WHAT YOU ARE ASKED TO DO ▸ Copy every line that holds "probabilidade".

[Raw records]
§

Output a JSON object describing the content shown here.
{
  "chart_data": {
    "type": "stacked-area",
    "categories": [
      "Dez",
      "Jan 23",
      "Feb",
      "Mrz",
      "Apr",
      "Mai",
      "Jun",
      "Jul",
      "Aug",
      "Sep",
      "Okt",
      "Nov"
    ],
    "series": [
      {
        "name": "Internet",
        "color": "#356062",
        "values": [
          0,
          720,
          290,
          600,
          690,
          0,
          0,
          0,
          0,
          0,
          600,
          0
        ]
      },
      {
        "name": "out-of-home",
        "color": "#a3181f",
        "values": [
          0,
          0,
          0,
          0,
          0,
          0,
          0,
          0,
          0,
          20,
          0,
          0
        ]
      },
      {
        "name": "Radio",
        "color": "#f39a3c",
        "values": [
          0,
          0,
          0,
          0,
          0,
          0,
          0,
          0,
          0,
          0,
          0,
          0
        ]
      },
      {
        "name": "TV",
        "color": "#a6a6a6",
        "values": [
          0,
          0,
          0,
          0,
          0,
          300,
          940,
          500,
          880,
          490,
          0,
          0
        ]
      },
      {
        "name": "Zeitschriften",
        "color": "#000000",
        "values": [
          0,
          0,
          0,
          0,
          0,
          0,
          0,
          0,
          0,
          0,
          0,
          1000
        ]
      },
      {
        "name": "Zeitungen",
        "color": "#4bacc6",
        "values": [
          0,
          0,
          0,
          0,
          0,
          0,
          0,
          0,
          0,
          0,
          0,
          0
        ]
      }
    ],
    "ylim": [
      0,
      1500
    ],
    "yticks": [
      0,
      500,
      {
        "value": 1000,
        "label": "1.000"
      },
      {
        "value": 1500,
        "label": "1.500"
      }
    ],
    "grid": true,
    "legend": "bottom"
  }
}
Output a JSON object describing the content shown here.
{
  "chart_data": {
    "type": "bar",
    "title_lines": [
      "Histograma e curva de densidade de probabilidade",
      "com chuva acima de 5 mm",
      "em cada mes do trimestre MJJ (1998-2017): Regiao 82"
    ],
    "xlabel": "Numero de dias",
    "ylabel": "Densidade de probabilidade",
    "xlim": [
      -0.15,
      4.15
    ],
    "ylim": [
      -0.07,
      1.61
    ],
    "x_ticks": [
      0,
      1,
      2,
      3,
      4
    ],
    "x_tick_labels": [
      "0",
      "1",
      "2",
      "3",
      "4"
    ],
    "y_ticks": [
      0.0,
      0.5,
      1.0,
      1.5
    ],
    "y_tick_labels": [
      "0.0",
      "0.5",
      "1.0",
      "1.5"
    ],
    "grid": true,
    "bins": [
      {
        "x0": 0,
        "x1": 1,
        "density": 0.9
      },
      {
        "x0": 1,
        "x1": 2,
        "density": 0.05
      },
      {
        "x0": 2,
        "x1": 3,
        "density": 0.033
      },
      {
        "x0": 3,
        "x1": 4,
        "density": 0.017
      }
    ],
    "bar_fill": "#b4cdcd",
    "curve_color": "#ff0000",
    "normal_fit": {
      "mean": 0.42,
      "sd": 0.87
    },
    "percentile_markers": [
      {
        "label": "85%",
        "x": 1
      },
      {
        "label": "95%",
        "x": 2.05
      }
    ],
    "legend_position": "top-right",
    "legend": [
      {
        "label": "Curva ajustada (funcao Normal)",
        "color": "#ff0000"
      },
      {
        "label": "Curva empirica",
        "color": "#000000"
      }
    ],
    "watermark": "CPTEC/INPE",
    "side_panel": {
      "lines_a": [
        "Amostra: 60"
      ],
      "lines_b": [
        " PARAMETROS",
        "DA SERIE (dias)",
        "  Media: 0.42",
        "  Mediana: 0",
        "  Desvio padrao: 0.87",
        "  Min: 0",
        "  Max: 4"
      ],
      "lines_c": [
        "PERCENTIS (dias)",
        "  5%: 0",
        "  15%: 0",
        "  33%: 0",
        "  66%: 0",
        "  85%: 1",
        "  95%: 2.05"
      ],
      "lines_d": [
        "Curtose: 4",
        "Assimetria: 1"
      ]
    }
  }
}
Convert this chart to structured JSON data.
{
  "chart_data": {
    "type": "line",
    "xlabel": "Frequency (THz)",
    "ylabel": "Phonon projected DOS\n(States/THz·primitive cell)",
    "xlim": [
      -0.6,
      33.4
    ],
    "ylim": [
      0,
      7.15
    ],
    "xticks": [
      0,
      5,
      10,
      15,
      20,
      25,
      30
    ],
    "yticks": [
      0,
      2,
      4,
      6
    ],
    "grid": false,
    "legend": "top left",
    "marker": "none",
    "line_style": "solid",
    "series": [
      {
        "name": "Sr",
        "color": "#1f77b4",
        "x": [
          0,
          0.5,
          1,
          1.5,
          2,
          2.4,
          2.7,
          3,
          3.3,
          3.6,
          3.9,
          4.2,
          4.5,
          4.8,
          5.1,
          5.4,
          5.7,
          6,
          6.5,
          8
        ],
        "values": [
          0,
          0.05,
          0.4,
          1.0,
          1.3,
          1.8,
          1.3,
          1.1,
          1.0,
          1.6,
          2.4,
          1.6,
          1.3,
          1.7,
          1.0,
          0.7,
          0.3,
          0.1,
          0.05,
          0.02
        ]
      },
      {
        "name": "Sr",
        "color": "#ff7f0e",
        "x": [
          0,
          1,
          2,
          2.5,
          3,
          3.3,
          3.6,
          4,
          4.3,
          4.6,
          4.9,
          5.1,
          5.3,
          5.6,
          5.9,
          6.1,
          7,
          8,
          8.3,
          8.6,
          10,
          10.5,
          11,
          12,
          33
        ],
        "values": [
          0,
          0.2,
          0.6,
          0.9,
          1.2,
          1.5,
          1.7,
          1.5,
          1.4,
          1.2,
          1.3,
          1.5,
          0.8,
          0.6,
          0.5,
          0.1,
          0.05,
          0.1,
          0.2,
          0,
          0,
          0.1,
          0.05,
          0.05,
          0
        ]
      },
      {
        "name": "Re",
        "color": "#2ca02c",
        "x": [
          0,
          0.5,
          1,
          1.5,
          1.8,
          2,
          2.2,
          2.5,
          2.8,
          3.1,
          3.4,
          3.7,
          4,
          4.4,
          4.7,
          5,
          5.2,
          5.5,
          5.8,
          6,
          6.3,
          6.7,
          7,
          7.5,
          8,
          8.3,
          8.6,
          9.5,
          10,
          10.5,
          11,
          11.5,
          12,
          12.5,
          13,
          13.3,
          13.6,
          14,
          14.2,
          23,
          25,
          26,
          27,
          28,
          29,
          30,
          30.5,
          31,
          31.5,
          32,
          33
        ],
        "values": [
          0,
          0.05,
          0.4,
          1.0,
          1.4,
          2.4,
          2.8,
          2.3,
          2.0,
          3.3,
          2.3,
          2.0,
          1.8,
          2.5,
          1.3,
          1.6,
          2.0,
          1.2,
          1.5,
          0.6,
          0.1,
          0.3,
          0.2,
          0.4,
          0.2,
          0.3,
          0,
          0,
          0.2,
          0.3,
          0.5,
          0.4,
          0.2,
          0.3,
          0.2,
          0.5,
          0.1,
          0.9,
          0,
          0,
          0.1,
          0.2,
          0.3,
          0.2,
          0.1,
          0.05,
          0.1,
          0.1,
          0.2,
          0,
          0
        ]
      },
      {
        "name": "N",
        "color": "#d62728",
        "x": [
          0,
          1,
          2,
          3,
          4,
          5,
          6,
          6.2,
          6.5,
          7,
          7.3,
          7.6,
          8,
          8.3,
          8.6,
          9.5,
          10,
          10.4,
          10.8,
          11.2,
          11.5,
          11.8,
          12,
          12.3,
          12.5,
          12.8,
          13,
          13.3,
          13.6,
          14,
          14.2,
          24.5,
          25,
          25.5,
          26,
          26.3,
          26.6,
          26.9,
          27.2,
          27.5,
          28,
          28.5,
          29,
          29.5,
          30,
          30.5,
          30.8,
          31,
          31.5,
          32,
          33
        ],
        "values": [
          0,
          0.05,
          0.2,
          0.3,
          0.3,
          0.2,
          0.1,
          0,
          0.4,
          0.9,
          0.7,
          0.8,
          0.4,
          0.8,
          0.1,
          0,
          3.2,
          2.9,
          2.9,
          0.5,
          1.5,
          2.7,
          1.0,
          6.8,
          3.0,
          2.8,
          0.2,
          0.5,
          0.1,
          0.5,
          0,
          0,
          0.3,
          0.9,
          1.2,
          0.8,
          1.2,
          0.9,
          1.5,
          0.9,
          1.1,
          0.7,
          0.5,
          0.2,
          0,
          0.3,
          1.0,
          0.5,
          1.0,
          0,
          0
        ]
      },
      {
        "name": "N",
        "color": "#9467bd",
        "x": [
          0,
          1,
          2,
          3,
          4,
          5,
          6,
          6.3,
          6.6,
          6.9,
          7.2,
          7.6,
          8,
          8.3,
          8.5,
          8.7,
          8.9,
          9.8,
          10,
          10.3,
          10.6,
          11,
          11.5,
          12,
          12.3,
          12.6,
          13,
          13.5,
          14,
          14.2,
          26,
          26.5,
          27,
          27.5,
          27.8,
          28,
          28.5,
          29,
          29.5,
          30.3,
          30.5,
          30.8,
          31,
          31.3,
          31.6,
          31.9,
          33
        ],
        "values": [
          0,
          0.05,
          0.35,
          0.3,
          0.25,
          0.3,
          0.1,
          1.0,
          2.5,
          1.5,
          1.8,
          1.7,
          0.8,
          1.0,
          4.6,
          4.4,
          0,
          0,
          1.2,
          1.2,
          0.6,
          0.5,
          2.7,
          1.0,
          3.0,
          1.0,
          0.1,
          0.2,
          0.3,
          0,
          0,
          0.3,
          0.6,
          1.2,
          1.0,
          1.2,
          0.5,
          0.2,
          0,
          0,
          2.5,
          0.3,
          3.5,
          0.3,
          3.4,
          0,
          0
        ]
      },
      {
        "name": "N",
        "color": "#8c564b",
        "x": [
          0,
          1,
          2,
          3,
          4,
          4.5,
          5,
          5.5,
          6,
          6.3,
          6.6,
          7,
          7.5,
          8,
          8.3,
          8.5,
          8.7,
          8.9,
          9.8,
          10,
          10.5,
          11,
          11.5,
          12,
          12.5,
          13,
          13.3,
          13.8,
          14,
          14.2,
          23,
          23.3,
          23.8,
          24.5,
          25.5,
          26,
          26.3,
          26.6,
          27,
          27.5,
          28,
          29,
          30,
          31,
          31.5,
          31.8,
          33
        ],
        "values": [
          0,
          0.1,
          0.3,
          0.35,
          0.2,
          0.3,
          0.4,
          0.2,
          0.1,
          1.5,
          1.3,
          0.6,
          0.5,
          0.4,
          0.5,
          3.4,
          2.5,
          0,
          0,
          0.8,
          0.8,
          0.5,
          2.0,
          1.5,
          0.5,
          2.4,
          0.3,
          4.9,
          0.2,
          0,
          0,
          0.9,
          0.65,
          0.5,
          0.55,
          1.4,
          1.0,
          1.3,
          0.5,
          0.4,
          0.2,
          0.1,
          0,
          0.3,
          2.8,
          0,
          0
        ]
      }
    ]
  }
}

§

SOLVED PROBLEM ▸
      "Histograma e curva de densidade de probabilidade",
    "ylabel": "Densidade de probabilidade",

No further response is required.